**RECORDS SUPPLIED**
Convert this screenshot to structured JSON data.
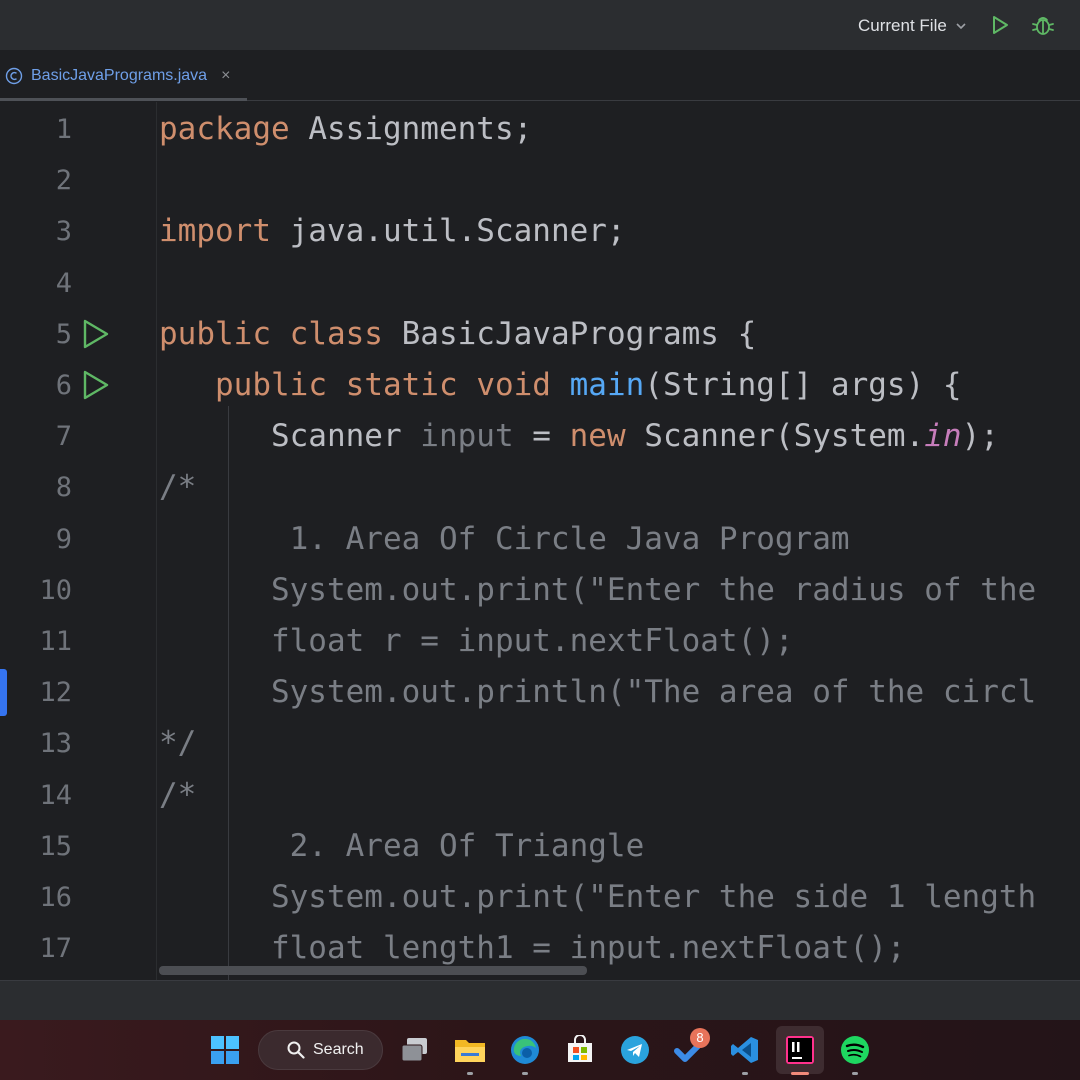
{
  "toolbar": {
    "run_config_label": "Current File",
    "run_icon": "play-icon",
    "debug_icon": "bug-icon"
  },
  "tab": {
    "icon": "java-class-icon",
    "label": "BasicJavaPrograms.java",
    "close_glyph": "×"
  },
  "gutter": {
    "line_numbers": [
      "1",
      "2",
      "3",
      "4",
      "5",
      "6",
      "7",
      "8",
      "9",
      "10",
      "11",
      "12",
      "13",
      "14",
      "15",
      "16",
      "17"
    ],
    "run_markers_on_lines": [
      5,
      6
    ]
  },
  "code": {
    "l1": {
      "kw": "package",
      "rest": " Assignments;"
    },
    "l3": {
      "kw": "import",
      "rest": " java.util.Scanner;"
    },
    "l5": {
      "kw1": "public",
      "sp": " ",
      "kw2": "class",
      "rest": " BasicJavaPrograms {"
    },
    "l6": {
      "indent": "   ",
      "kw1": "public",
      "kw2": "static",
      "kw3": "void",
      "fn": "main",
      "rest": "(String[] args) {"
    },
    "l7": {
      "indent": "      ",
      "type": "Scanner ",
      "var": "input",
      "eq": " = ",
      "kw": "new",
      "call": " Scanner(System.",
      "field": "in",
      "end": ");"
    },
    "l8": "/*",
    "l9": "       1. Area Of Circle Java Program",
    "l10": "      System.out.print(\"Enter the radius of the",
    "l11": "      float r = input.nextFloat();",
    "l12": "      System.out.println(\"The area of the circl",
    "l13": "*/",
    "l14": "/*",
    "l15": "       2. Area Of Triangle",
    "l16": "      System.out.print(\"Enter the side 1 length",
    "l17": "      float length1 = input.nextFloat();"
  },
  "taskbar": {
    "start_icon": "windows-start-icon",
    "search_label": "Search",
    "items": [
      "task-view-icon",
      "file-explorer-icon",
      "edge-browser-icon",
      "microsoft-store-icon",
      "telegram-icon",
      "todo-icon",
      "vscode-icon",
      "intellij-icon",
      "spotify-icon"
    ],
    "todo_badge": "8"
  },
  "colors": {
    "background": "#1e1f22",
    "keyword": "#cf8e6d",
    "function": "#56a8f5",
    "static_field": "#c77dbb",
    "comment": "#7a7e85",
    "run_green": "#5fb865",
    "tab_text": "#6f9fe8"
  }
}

---

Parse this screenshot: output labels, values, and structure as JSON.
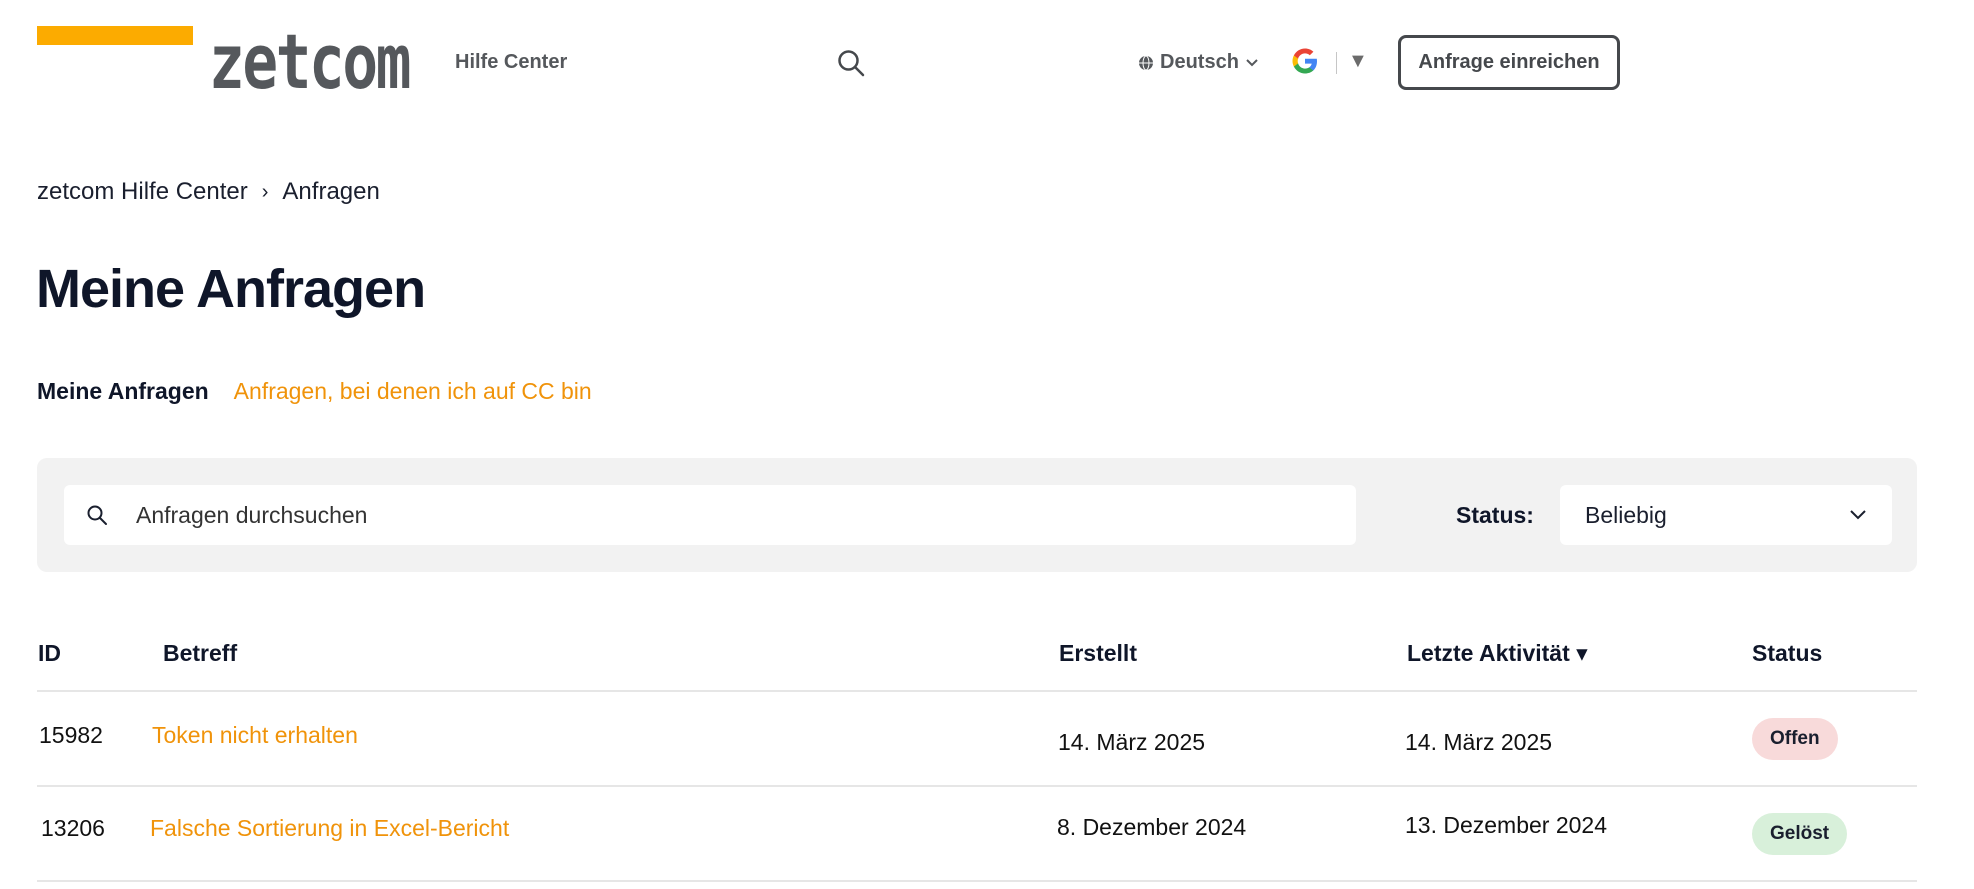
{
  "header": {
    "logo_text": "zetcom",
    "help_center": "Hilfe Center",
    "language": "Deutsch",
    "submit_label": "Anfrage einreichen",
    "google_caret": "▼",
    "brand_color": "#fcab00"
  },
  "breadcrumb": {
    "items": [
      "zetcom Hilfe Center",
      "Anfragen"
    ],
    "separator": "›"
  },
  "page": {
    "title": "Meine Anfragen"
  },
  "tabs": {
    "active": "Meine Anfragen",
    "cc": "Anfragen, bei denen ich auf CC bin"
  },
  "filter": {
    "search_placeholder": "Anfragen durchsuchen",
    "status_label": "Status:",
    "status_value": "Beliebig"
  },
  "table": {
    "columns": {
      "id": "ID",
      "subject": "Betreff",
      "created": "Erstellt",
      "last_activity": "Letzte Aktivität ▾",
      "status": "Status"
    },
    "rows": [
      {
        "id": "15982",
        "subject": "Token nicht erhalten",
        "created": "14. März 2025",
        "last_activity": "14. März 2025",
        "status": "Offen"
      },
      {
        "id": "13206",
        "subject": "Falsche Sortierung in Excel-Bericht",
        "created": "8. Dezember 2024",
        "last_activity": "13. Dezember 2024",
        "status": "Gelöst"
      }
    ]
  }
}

**INSTRUCTIONS TO FOLLOW**
Your answer should be a single number: how many lines in the data above include "subject"?

**THE OUTPUT**
3